> _GIVEN INFORMATION_:

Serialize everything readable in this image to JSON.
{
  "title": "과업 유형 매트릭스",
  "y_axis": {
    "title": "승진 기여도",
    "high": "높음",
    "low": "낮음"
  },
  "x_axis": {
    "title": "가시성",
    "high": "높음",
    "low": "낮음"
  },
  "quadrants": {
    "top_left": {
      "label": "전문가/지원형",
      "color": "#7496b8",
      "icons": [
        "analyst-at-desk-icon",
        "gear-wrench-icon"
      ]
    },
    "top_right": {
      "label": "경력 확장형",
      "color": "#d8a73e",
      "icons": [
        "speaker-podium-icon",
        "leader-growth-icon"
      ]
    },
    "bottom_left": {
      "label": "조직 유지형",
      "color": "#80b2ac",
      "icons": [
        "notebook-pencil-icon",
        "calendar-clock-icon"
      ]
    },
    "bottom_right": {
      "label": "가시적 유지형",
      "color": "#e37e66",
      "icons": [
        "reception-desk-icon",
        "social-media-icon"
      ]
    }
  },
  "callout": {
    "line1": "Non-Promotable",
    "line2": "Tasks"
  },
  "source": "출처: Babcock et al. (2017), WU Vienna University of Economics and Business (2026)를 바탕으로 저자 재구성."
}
==
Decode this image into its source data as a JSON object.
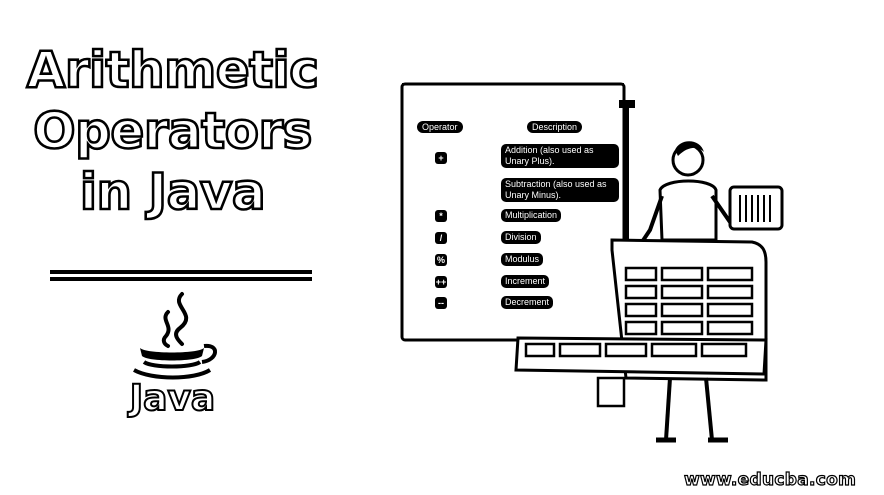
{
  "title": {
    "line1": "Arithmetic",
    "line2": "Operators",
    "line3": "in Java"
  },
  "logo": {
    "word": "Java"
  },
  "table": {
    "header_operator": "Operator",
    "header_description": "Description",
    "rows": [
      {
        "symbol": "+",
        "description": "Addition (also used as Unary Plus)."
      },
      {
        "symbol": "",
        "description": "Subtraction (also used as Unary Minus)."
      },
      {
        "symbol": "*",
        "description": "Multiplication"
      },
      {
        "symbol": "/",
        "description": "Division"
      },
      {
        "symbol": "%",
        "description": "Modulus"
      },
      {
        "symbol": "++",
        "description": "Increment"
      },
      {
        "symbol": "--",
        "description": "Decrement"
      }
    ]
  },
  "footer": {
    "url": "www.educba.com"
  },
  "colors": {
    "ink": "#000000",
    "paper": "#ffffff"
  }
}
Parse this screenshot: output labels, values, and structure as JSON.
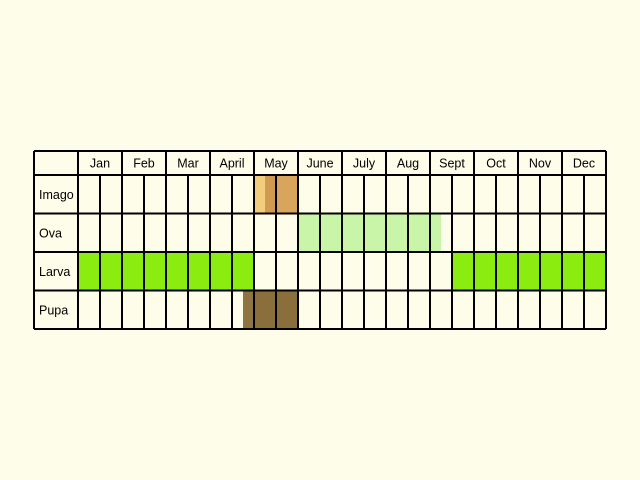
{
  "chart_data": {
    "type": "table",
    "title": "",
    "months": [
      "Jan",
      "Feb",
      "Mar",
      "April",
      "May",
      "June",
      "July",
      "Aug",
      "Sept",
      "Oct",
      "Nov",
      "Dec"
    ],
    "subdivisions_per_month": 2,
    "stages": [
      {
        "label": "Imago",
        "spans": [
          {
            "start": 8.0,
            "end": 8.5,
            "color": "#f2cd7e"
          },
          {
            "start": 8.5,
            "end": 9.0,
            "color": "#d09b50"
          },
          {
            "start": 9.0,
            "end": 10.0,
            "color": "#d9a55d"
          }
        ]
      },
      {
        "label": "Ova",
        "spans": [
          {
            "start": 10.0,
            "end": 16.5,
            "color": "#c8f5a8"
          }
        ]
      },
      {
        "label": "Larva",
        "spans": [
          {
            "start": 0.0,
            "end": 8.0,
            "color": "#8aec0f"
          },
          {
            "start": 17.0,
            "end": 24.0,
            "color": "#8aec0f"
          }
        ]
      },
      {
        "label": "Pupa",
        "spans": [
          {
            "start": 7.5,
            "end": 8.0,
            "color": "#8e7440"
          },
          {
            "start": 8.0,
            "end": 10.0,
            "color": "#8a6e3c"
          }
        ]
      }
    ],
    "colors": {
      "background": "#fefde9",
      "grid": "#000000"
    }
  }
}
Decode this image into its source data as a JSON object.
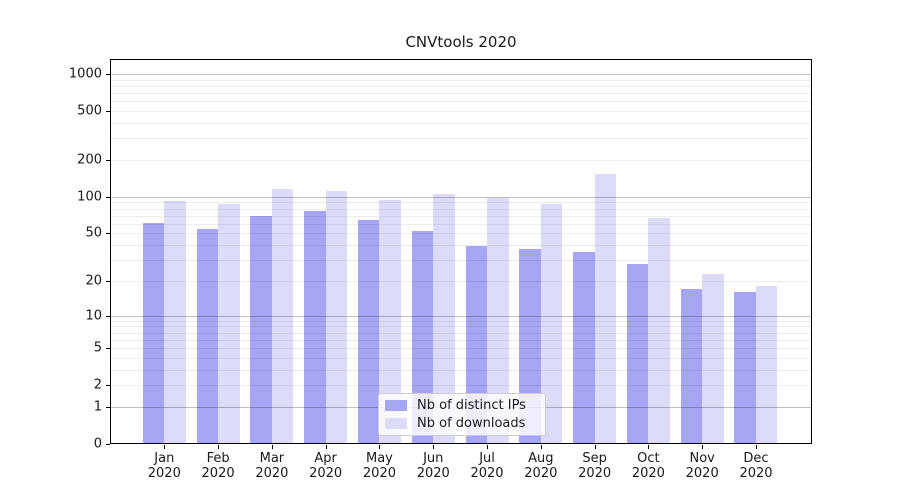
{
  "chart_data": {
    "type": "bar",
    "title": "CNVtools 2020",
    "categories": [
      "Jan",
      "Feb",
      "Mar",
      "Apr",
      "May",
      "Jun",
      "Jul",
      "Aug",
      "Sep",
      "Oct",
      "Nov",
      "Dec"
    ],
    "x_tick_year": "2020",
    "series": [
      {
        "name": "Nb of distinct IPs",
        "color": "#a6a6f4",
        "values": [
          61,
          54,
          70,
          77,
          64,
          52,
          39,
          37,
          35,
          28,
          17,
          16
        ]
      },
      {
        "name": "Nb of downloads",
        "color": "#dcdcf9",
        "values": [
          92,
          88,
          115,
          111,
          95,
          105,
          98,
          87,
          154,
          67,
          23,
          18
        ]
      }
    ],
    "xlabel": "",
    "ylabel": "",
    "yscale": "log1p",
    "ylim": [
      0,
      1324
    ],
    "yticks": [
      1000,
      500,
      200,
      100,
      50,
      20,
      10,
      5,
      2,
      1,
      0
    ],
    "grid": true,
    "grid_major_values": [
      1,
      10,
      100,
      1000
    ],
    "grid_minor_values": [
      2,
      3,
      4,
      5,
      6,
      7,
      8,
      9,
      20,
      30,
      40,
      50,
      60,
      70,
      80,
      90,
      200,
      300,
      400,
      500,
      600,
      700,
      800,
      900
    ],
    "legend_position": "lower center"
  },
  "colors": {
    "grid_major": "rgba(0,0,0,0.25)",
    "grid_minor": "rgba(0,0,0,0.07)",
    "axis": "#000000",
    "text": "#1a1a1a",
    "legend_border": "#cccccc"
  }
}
--
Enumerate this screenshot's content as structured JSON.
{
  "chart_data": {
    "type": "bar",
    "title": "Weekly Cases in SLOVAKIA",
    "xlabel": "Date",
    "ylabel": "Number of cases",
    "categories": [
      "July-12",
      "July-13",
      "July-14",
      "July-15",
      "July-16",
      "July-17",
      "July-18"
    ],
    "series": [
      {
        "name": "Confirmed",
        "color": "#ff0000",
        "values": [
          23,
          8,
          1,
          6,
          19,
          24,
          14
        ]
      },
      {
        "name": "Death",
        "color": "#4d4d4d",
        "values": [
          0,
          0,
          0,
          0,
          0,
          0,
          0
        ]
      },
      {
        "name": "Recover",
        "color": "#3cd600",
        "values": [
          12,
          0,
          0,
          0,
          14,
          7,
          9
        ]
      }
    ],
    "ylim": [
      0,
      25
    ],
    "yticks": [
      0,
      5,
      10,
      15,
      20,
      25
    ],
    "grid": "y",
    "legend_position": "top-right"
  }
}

> _PROBLEM TO SOLVE_: Give the number of lines above that hold the word "Unary", and nothing more.

> _RESPONSE_: 2